**** MATERIALS PROVIDED ****

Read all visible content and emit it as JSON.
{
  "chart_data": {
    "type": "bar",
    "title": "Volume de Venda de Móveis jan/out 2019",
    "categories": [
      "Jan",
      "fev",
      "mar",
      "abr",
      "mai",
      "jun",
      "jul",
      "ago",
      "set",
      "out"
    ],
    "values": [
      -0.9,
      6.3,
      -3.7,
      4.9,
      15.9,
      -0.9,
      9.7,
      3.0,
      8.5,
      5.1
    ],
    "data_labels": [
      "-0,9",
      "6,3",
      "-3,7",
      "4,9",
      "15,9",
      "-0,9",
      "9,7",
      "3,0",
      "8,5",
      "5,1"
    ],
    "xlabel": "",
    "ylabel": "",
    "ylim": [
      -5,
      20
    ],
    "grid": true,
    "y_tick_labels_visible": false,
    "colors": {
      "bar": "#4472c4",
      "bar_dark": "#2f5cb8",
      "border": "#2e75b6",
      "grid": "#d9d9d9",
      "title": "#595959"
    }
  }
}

****
**** MATERIALS PROVIDED ****

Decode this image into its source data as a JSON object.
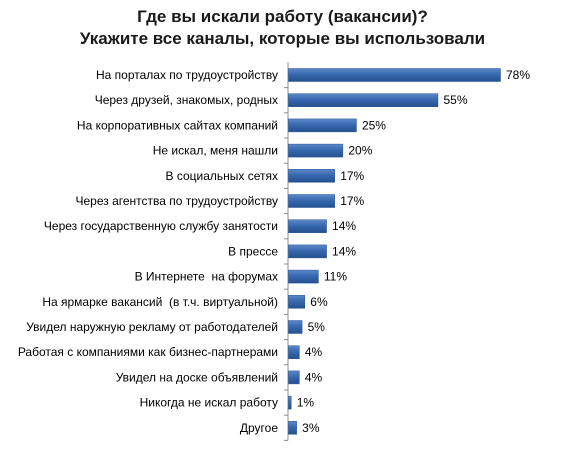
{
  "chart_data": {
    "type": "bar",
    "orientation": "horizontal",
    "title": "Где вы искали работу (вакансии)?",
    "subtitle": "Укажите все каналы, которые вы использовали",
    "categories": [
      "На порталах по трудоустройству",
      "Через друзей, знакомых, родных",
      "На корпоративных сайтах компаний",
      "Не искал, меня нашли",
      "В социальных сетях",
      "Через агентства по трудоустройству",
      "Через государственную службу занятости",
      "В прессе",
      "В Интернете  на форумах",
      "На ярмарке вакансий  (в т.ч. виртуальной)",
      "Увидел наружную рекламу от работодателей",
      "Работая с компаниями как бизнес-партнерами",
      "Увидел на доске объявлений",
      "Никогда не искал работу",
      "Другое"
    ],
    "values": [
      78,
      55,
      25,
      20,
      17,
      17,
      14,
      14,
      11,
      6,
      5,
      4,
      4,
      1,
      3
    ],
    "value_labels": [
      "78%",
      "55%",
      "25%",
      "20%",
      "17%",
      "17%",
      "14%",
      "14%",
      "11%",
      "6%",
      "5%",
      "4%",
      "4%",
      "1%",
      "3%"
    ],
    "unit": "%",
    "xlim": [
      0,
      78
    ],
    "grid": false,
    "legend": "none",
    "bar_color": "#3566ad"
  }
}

****
**** MATERIALS PROVIDED ****

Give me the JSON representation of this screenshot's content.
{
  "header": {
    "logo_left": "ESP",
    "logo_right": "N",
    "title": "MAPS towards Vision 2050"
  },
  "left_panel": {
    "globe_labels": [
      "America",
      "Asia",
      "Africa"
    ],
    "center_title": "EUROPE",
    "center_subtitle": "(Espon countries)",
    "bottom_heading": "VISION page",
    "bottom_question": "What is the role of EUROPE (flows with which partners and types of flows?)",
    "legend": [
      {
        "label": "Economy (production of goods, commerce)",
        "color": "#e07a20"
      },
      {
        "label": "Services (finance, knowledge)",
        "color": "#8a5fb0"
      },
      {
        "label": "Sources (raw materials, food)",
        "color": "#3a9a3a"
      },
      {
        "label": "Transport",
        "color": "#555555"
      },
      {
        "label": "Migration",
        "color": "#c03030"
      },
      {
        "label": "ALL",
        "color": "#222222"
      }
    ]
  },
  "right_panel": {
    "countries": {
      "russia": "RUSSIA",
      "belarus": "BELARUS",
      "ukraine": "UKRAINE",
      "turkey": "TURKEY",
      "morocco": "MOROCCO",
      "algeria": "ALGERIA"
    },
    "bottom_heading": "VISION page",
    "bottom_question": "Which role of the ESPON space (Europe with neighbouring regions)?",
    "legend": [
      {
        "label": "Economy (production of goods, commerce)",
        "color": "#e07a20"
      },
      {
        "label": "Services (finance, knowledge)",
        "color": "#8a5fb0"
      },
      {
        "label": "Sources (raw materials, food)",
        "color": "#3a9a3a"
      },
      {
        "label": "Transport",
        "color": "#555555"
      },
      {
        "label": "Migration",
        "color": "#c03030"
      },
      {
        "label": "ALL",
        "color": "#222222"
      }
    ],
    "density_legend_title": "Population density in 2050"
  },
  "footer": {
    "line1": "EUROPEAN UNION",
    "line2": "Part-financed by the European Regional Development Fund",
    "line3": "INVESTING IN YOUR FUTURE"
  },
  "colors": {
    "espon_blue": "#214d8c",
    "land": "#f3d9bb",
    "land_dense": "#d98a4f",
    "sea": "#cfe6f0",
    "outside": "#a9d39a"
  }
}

****

→ **THE PROBLEM**
Where a line contains the string "Через", extract that line.

→ **RESULT OF THIS EXERCISE**
      "Через друзей, знакомых, родных",
      "Через агентства по трудоустройству",
      "Через государственную службу занятости",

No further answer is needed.